--- begin SOURCE RECORDS ---

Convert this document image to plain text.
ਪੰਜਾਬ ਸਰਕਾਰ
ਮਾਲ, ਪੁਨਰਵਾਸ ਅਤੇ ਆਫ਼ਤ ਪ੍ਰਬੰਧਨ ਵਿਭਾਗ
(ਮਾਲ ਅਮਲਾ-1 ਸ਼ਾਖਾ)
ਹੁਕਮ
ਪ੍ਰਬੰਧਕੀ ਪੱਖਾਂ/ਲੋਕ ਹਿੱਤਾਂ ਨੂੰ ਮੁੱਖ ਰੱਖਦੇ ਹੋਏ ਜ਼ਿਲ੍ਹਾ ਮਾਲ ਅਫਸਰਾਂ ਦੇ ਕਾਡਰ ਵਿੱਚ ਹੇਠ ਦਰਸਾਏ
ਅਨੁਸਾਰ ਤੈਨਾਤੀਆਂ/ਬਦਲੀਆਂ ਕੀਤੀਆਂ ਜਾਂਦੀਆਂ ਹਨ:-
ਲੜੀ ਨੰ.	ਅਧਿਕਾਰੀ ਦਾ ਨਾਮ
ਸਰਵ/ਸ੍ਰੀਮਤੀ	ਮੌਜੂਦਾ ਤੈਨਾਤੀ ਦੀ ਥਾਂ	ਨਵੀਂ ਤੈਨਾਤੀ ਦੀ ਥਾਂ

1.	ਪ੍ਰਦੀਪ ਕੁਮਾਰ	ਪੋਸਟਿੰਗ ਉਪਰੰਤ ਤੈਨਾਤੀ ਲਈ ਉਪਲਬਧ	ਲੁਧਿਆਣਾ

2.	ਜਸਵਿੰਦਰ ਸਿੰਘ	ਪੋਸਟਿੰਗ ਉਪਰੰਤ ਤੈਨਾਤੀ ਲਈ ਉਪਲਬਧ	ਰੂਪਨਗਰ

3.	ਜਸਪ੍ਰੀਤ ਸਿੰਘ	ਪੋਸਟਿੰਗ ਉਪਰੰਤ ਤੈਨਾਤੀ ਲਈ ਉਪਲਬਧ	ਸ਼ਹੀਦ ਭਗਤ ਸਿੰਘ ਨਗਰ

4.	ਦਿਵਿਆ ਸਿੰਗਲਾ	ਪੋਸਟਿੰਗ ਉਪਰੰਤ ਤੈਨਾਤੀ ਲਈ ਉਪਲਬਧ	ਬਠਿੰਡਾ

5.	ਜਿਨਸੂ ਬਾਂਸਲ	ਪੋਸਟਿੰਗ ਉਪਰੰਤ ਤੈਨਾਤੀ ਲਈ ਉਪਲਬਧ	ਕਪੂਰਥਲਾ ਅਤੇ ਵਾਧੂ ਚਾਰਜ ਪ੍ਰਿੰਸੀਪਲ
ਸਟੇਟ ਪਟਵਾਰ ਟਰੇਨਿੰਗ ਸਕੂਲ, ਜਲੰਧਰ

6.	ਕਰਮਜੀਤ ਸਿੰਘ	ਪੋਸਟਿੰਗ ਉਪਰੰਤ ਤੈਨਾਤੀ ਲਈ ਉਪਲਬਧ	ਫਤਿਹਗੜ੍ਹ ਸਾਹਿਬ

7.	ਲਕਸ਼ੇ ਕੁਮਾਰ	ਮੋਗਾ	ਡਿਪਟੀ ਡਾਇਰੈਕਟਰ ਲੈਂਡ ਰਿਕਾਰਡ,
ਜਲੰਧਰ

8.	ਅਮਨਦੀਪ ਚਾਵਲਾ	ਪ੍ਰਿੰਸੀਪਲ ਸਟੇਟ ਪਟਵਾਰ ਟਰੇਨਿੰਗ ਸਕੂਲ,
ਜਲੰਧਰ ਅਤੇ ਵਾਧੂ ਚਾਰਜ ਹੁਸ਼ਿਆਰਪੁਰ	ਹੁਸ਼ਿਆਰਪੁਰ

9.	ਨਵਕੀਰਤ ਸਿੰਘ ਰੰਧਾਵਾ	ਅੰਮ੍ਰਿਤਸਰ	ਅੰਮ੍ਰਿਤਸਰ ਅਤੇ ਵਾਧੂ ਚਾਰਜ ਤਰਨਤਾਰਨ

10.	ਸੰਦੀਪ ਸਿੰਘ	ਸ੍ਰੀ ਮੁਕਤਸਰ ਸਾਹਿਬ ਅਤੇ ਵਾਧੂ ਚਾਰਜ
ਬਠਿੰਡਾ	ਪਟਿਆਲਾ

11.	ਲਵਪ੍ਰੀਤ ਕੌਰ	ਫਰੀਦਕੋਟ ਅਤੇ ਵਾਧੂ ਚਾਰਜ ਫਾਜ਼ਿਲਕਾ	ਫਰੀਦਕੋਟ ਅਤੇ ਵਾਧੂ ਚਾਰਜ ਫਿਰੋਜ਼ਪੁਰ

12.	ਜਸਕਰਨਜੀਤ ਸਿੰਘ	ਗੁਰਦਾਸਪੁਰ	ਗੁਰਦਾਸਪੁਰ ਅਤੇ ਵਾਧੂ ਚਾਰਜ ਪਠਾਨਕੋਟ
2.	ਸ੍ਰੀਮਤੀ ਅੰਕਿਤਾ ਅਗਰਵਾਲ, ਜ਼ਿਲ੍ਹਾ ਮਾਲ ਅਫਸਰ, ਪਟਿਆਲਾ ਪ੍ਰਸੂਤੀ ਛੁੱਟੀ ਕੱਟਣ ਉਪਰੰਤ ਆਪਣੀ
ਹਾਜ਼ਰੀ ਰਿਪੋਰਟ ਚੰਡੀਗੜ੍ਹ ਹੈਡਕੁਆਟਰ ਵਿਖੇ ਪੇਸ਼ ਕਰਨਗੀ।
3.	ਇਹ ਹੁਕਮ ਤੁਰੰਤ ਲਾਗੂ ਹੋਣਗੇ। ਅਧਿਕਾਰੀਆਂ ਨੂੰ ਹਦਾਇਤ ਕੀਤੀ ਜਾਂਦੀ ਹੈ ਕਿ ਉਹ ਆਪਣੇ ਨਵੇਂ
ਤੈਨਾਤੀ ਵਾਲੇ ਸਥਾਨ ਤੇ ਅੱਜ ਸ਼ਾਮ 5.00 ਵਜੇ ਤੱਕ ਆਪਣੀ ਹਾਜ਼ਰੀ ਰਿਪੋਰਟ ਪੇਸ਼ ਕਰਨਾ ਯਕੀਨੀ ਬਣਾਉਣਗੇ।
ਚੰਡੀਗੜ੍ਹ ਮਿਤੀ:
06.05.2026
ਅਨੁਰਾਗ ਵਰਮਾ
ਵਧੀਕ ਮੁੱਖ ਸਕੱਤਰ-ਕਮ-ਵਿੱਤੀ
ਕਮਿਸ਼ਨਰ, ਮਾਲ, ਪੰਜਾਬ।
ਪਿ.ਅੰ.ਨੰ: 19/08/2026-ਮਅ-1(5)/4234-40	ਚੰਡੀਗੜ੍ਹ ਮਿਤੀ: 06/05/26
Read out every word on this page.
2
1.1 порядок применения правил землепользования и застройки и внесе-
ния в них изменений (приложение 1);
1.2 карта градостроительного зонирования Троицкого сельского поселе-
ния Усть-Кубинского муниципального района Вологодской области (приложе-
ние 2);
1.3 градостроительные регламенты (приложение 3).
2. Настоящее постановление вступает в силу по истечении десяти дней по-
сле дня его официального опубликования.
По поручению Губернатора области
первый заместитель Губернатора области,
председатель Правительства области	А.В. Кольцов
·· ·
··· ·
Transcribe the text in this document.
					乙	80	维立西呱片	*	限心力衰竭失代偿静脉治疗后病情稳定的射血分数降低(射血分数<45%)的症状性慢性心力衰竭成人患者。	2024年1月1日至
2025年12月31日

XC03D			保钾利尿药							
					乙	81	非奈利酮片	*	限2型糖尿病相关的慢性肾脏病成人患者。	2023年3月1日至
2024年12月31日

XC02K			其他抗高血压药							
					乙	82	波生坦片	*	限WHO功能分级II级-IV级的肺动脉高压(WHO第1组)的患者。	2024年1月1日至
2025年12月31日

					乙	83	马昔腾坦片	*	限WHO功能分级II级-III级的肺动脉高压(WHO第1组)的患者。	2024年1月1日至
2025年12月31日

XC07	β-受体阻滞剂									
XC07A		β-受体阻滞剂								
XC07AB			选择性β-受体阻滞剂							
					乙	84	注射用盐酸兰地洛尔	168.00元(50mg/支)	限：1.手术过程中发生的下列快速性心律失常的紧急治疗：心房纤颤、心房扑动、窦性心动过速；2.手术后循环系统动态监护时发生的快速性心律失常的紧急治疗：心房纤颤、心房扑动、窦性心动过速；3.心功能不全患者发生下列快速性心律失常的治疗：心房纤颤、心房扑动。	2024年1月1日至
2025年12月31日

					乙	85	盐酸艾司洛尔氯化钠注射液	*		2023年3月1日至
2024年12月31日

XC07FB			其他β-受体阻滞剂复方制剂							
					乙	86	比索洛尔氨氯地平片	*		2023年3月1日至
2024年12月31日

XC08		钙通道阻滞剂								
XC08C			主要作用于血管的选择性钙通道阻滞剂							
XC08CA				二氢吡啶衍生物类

--- end SOURCE RECORDS ---

• **AIM OF THE EXERCISE**
Reproduce the lines word for word, starting at the one holding "Transcribe the text in this document." and ending at the final line of the material above.

• **FULL RESPONSE**
Transcribe the text in this document.
					乙	80	维立西呱片	*	限心力衰竭失代偿静脉治疗后病情稳定的射血分数降低(射血分数<45%)的症状性慢性心力衰竭成人患者。	2024年1月1日至
2025年12月31日

XC03D			保钾利尿药							
					乙	81	非奈利酮片	*	限2型糖尿病相关的慢性肾脏病成人患者。	2023年3月1日至
2024年12月31日

XC02K			其他抗高血压药							
					乙	82	波生坦片	*	限WHO功能分级II级-IV级的肺动脉高压(WHO第1组)的患者。	2024年1月1日至
2025年12月31日

					乙	83	马昔腾坦片	*	限WHO功能分级II级-III级的肺动脉高压(WHO第1组)的患者。	2024年1月1日至
2025年12月31日

XC07	β-受体阻滞剂									
XC07A		β-受体阻滞剂								
XC07AB			选择性β-受体阻滞剂							
					乙	84	注射用盐酸兰地洛尔	168.00元(50mg/支)	限：1.手术过程中发生的下列快速性心律失常的紧急治疗：心房纤颤、心房扑动、窦性心动过速；2.手术后循环系统动态监护时发生的快速性心律失常的紧急治疗：心房纤颤、心房扑动、窦性心动过速；3.心功能不全患者发生下列快速性心律失常的治疗：心房纤颤、心房扑动。	2024年1月1日至
2025年12月31日

					乙	85	盐酸艾司洛尔氯化钠注射液	*		2023年3月1日至
2024年12月31日

XC07FB			其他β-受体阻滞剂复方制剂							
					乙	86	比索洛尔氨氯地平片	*		2023年3月1日至
2024年12月31日

XC08		钙通道阻滞剂								
XC08C			主要作用于血管的选择性钙通道阻滞剂							
XC08CA				二氢吡啶衍生物类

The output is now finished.